Using the material below, copy every line where "spring" appears.

┄┄┄┄┄┄

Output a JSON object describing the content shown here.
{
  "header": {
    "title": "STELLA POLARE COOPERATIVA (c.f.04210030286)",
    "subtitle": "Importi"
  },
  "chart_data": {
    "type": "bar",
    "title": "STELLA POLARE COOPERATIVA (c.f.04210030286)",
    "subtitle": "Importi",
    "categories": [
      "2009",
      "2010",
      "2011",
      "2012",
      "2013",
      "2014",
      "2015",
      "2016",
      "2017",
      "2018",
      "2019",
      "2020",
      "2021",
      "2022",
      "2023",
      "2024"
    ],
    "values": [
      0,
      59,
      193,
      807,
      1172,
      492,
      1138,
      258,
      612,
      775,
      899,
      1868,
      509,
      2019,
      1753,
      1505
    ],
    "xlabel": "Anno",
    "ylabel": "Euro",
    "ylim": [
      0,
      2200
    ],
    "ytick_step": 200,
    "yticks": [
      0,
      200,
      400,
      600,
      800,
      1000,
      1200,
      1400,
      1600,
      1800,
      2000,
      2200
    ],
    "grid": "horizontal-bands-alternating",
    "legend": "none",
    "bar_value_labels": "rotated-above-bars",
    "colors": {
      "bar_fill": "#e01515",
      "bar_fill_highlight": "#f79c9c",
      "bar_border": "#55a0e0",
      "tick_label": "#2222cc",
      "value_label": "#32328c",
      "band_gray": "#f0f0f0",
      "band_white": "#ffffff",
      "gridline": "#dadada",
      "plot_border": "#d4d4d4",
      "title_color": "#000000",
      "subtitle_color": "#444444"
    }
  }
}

┄┄┄┄┄┄

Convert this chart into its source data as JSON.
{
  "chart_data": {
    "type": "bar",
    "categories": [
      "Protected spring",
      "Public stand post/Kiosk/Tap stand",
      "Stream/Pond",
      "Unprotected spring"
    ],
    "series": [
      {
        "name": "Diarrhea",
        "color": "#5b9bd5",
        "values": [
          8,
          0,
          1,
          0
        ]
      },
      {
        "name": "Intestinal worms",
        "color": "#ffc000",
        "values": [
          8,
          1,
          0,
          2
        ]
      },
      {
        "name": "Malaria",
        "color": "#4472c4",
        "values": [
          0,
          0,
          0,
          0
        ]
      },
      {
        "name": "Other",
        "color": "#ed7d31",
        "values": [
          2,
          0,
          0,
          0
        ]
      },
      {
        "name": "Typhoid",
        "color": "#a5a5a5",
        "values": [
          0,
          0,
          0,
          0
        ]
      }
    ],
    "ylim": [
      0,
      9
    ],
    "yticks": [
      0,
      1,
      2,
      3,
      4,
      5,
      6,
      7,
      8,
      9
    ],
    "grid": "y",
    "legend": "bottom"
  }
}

┄┄┄┄┄┄

> **ANSWER TO THIS EXERCISE**:
      "Protected spring",
      "Unprotected spring"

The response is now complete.